--- Begin MATERIALS PROVIDED ---
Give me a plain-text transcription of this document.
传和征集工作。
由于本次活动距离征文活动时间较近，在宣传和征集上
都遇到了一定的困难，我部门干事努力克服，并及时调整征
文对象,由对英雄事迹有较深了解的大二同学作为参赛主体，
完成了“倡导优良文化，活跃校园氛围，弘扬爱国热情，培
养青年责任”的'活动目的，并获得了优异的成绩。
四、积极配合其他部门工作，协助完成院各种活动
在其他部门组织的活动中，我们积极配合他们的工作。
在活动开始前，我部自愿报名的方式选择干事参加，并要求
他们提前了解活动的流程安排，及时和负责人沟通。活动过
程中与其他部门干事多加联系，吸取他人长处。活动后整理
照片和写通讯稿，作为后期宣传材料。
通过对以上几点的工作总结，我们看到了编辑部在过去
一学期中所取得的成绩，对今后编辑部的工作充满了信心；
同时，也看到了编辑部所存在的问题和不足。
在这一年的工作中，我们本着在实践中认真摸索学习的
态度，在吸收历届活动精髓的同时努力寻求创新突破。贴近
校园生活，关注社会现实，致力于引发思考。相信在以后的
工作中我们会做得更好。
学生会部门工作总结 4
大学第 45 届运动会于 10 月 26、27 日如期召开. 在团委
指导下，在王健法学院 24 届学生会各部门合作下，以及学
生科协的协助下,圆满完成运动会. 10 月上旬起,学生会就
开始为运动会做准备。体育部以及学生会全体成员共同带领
--- End MATERIALS PROVIDED ---
--- Begin MATERIALS PROVIDED ---
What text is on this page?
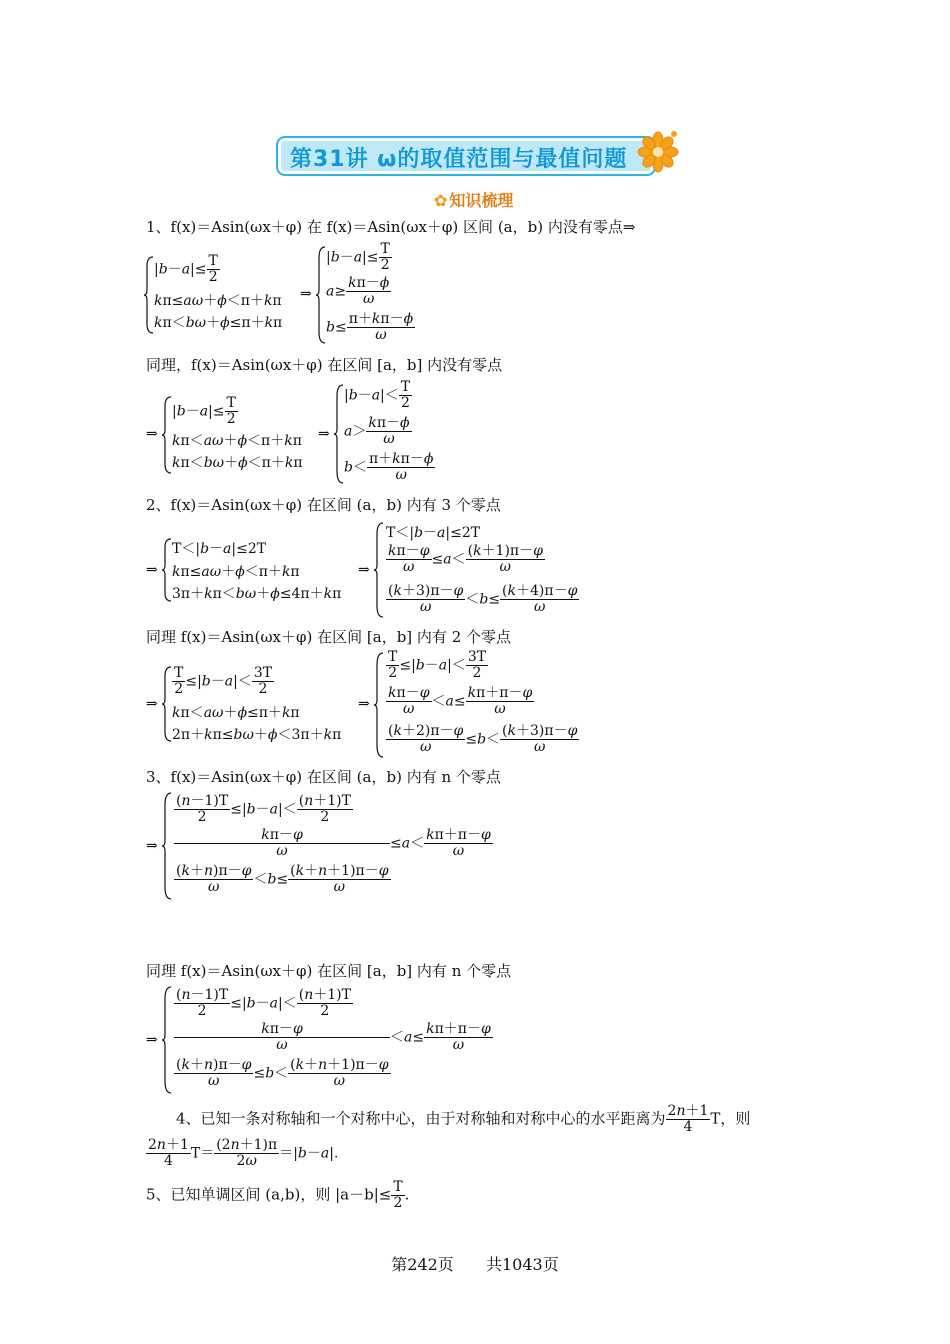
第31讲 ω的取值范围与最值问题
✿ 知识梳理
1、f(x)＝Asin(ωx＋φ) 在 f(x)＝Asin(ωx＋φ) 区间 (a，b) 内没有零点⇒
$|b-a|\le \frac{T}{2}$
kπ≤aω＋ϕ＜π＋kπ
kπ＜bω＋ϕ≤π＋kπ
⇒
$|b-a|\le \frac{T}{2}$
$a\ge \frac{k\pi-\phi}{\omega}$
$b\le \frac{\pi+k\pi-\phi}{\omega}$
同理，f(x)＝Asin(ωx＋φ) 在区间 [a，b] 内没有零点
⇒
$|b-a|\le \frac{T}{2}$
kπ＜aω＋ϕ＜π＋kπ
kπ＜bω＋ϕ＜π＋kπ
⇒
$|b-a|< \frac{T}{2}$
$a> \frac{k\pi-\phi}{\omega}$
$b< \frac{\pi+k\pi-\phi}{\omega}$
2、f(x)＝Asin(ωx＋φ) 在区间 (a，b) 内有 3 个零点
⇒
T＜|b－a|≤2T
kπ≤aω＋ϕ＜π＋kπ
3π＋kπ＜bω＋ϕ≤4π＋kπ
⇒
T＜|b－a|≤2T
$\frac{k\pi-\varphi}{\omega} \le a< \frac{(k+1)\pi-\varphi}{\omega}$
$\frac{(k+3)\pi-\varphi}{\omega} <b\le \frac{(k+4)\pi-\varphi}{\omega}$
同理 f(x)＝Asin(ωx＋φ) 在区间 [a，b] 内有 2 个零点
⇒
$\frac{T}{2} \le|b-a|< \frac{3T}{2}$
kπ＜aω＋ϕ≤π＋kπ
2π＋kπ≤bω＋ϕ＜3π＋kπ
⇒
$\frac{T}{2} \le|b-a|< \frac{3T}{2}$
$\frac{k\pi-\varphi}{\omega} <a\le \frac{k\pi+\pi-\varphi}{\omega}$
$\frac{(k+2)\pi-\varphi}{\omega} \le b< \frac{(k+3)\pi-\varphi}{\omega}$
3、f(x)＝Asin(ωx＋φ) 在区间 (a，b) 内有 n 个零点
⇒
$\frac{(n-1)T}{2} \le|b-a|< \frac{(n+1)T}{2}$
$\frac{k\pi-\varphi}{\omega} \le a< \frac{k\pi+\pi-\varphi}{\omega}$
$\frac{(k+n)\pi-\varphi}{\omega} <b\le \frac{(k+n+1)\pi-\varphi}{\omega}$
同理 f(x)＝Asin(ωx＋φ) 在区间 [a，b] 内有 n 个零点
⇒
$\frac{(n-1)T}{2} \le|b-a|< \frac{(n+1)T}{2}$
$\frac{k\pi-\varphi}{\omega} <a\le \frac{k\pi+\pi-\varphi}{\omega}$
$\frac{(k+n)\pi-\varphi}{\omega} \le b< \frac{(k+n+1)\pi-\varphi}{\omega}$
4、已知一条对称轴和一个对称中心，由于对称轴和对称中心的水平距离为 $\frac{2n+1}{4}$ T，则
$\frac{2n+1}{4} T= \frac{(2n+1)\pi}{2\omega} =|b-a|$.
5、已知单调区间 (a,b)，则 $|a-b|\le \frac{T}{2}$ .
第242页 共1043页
--- End MATERIALS PROVIDED ---
> **TASK TO COMPLETE**
In the listing, find every line with the word "内没有零点" and state how many there are, nothing more.

> **SOLUTION TO THIS TASK**
2